Required task: Reproduce each of the lines below exactly, with nothing changed.

Information supplied:
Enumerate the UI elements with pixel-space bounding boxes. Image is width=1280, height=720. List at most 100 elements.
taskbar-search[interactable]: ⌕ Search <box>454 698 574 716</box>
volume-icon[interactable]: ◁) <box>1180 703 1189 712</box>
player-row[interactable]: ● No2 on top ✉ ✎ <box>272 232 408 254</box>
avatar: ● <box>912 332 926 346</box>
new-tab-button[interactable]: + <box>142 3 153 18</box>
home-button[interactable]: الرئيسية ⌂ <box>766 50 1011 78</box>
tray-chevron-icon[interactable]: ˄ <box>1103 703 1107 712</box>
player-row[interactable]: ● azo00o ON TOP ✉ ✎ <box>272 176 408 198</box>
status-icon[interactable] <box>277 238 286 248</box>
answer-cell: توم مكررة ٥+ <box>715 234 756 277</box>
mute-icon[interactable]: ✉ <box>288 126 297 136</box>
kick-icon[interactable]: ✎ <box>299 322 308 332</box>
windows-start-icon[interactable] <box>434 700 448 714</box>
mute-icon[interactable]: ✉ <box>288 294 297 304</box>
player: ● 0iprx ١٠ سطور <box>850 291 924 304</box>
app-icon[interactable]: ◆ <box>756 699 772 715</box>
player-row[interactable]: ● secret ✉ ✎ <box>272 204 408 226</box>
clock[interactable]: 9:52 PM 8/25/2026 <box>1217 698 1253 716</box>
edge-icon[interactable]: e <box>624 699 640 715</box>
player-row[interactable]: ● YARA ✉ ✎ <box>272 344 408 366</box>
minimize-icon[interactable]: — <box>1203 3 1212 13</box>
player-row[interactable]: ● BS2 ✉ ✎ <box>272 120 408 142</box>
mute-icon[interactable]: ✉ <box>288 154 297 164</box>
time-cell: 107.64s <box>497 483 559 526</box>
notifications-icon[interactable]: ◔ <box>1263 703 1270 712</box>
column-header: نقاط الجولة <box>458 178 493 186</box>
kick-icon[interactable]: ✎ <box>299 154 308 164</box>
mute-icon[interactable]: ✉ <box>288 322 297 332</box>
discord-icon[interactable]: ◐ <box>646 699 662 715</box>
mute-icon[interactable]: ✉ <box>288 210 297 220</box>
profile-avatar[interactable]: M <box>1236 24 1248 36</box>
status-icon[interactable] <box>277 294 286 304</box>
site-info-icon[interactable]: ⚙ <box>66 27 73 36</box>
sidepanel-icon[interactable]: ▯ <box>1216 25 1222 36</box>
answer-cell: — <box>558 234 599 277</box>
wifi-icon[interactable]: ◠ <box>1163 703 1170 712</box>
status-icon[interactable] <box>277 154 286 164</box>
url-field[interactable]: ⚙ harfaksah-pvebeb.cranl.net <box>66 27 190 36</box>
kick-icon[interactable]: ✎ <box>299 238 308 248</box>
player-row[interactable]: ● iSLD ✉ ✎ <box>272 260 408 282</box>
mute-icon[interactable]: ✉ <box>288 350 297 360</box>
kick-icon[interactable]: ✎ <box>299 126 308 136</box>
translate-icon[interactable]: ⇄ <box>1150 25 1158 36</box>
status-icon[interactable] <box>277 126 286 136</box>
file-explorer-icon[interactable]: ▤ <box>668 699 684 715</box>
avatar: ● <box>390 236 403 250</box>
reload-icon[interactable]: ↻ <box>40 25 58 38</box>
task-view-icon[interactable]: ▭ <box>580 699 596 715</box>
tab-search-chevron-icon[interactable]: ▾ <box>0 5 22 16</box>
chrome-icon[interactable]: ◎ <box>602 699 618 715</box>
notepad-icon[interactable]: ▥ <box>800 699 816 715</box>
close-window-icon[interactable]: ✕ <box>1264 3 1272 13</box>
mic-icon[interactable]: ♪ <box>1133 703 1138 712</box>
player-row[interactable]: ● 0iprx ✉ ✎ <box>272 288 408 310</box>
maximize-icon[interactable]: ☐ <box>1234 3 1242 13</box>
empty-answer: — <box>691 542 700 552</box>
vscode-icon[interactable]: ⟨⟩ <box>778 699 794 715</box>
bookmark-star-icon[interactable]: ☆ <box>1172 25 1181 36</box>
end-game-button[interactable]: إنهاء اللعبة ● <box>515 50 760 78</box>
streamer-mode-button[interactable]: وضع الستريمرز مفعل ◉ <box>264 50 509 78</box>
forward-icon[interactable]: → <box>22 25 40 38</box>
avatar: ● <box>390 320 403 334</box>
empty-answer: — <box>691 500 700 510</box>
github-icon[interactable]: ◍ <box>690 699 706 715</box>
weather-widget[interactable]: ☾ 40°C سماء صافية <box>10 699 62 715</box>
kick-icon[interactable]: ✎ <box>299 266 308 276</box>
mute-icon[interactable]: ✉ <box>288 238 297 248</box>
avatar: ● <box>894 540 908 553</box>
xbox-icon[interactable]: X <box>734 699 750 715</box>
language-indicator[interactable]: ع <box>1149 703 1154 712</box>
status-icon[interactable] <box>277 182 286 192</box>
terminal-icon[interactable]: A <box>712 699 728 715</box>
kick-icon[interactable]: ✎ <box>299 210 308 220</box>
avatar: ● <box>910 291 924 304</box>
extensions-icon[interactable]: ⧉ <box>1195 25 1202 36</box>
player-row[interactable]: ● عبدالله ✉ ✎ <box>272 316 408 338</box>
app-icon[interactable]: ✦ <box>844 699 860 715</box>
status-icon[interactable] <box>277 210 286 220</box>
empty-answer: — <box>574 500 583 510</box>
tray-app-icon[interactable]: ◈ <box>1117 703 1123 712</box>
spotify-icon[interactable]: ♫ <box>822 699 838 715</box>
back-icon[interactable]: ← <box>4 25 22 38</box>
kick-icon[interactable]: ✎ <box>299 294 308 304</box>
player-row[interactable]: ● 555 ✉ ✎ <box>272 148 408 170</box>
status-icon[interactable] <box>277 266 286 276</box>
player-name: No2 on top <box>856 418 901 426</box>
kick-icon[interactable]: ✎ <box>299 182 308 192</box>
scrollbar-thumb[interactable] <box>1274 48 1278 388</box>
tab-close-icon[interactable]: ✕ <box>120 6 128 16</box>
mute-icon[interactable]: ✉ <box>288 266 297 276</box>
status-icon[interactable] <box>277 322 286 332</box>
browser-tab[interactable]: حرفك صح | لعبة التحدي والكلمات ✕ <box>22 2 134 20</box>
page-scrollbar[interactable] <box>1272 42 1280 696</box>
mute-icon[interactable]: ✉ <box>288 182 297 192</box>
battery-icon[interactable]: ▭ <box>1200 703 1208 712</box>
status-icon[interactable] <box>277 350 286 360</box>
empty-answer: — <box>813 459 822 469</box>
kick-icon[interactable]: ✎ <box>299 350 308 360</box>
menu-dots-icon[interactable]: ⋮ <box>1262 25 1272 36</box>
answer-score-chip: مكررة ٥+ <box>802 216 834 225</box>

Complete response:
Enumerate the UI elements with pixel-space bounding boxes. Image is width=1280, height=720. List at most 100 elements.
taskbar-search[interactable]: ⌕ Search <box>454 698 574 716</box>
volume-icon[interactable]: ◁) <box>1180 703 1189 712</box>
player-row[interactable]: ● No2 on top ✉ ✎ <box>272 232 408 254</box>
avatar: ● <box>912 332 926 346</box>
new-tab-button[interactable]: + <box>142 3 153 18</box>
home-button[interactable]: الرئيسية ⌂ <box>766 50 1011 78</box>
tray-chevron-icon[interactable]: ˄ <box>1103 703 1107 712</box>
player-row[interactable]: ● azo00o ON TOP ✉ ✎ <box>272 176 408 198</box>
status-icon[interactable] <box>277 238 286 248</box>
answer-cell: توم مكررة ٥+ <box>715 234 756 277</box>
mute-icon[interactable]: ✉ <box>288 126 297 136</box>
kick-icon[interactable]: ✎ <box>299 322 308 332</box>
windows-start-icon[interactable] <box>434 700 448 714</box>
mute-icon[interactable]: ✉ <box>288 294 297 304</box>
player: ● 0iprx ١٠ سطور <box>850 291 924 304</box>
app-icon[interactable]: ◆ <box>756 699 772 715</box>
player-row[interactable]: ● secret ✉ ✎ <box>272 204 408 226</box>
clock[interactable]: 9:52 PM 8/25/2026 <box>1217 698 1253 716</box>
edge-icon[interactable]: e <box>624 699 640 715</box>
player-row[interactable]: ● YARA ✉ ✎ <box>272 344 408 366</box>
minimize-icon[interactable]: — <box>1203 3 1212 13</box>
player-row[interactable]: ● BS2 ✉ ✎ <box>272 120 408 142</box>
mute-icon[interactable]: ✉ <box>288 154 297 164</box>
time-cell: 107.64s <box>497 483 559 526</box>
notifications-icon[interactable]: ◔ <box>1263 703 1270 712</box>
column-header: نقاط الجولة <box>458 178 493 186</box>
kick-icon[interactable]: ✎ <box>299 154 308 164</box>
mute-icon[interactable]: ✉ <box>288 322 297 332</box>
discord-icon[interactable]: ◐ <box>646 699 662 715</box>
mute-icon[interactable]: ✉ <box>288 210 297 220</box>
profile-avatar[interactable]: M <box>1236 24 1248 36</box>
status-icon[interactable] <box>277 294 286 304</box>
site-info-icon[interactable]: ⚙ <box>66 27 73 36</box>
sidepanel-icon[interactable]: ▯ <box>1216 25 1222 36</box>
answer-cell: — <box>558 234 599 277</box>
wifi-icon[interactable]: ◠ <box>1163 703 1170 712</box>
status-icon[interactable] <box>277 154 286 164</box>
url-field[interactable]: ⚙ harfaksah-pvebeb.cranl.net <box>66 27 190 36</box>
kick-icon[interactable]: ✎ <box>299 238 308 248</box>
player-row[interactable]: ● iSLD ✉ ✎ <box>272 260 408 282</box>
mute-icon[interactable]: ✉ <box>288 350 297 360</box>
kick-icon[interactable]: ✎ <box>299 126 308 136</box>
translate-icon[interactable]: ⇄ <box>1150 25 1158 36</box>
status-icon[interactable] <box>277 126 286 136</box>
file-explorer-icon[interactable]: ▤ <box>668 699 684 715</box>
avatar: ● <box>390 236 403 250</box>
reload-icon[interactable]: ↻ <box>40 25 58 38</box>
task-view-icon[interactable]: ▭ <box>580 699 596 715</box>
tab-search-chevron-icon[interactable]: ▾ <box>0 5 22 16</box>
chrome-icon[interactable]: ◎ <box>602 699 618 715</box>
notepad-icon[interactable]: ▥ <box>800 699 816 715</box>
close-window-icon[interactable]: ✕ <box>1264 3 1272 13</box>
mic-icon[interactable]: ♪ <box>1133 703 1138 712</box>
player-row[interactable]: ● 0iprx ✉ ✎ <box>272 288 408 310</box>
maximize-icon[interactable]: ☐ <box>1234 3 1242 13</box>
empty-answer: — <box>691 542 700 552</box>
vscode-icon[interactable]: ⟨⟩ <box>778 699 794 715</box>
bookmark-star-icon[interactable]: ☆ <box>1172 25 1181 36</box>
end-game-button[interactable]: إنهاء اللعبة ● <box>515 50 760 78</box>
streamer-mode-button[interactable]: وضع الستريمرز مفعل ◉ <box>264 50 509 78</box>
forward-icon[interactable]: → <box>22 25 40 38</box>
avatar: ● <box>390 320 403 334</box>
empty-answer: — <box>691 500 700 510</box>
github-icon[interactable]: ◍ <box>690 699 706 715</box>
weather-widget[interactable]: ☾ 40°C سماء صافية <box>10 699 62 715</box>
kick-icon[interactable]: ✎ <box>299 266 308 276</box>
mute-icon[interactable]: ✉ <box>288 238 297 248</box>
avatar: ● <box>894 540 908 553</box>
xbox-icon[interactable]: X <box>734 699 750 715</box>
language-indicator[interactable]: ع <box>1149 703 1154 712</box>
status-icon[interactable] <box>277 182 286 192</box>
terminal-icon[interactable]: A <box>712 699 728 715</box>
kick-icon[interactable]: ✎ <box>299 210 308 220</box>
avatar: ● <box>910 291 924 304</box>
extensions-icon[interactable]: ⧉ <box>1195 25 1202 36</box>
player-row[interactable]: ● عبدالله ✉ ✎ <box>272 316 408 338</box>
app-icon[interactable]: ✦ <box>844 699 860 715</box>
status-icon[interactable] <box>277 210 286 220</box>
empty-answer: — <box>574 500 583 510</box>
tray-app-icon[interactable]: ◈ <box>1117 703 1123 712</box>
spotify-icon[interactable]: ♫ <box>822 699 838 715</box>
back-icon[interactable]: ← <box>4 25 22 38</box>
kick-icon[interactable]: ✎ <box>299 294 308 304</box>
player-row[interactable]: ● 555 ✉ ✎ <box>272 148 408 170</box>
status-icon[interactable] <box>277 266 286 276</box>
player-name: No2 on top <box>856 418 901 426</box>
kick-icon[interactable]: ✎ <box>299 182 308 192</box>
scrollbar-thumb[interactable] <box>1274 48 1278 388</box>
tab-close-icon[interactable]: ✕ <box>120 6 128 16</box>
mute-icon[interactable]: ✉ <box>288 266 297 276</box>
status-icon[interactable] <box>277 322 286 332</box>
browser-tab[interactable]: حرفك صح | لعبة التحدي والكلمات ✕ <box>22 2 134 20</box>
page-scrollbar[interactable] <box>1272 42 1280 696</box>
mute-icon[interactable]: ✉ <box>288 182 297 192</box>
battery-icon[interactable]: ▭ <box>1200 703 1208 712</box>
status-icon[interactable] <box>277 350 286 360</box>
empty-answer: — <box>813 459 822 469</box>
kick-icon[interactable]: ✎ <box>299 350 308 360</box>
menu-dots-icon[interactable]: ⋮ <box>1262 25 1272 36</box>
answer-score-chip: مكررة ٥+ <box>802 216 834 225</box>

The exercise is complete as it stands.